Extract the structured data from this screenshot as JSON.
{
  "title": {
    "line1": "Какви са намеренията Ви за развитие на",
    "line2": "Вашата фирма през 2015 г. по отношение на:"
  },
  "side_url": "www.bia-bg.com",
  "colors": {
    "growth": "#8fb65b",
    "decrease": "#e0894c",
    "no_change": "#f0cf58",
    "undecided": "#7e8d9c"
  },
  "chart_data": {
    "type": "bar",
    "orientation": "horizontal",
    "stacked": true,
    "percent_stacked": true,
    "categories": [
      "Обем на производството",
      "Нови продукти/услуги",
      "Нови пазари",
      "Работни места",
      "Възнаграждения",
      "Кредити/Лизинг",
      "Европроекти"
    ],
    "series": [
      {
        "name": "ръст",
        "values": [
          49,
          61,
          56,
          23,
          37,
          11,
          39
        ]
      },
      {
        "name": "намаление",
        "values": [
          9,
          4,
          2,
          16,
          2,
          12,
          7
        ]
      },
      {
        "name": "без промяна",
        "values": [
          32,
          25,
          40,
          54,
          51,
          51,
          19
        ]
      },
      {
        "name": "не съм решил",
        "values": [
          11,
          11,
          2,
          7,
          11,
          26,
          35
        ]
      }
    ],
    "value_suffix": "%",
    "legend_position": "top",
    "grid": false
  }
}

--*--

[WHAT THE TASK REQUIRES]
Copy the material above, line for line.

[WORKED SOLUTION]
Extract the structured data from this screenshot as JSON.
{
  "title": {
    "line1": "Какви са намеренията Ви за развитие на",
    "line2": "Вашата фирма през 2015 г. по отношение на:"
  },
  "side_url": "www.bia-bg.com",
  "colors": {
    "growth": "#8fb65b",
    "decrease": "#e0894c",
    "no_change": "#f0cf58",
    "undecided": "#7e8d9c"
  },
  "chart_data": {
    "type": "bar",
    "orientation": "horizontal",
    "stacked": true,
    "percent_stacked": true,
    "categories": [
      "Обем на производството",
      "Нови продукти/услуги",
      "Нови пазари",
      "Работни места",
      "Възнаграждения",
      "Кредити/Лизинг",
      "Европроекти"
    ],
    "series": [
      {
        "name": "ръст",
        "values": [
          49,
          61,
          56,
          23,
          37,
          11,
          39
        ]
      },
      {
        "name": "намаление",
        "values": [
          9,
          4,
          2,
          16,
          2,
          12,
          7
        ]
      },
      {
        "name": "без промяна",
        "values": [
          32,
          25,
          40,
          54,
          51,
          51,
          19
        ]
      },
      {
        "name": "не съм решил",
        "values": [
          11,
          11,
          2,
          7,
          11,
          26,
          35
        ]
      }
    ],
    "value_suffix": "%",
    "legend_position": "top",
    "grid": false
  }
}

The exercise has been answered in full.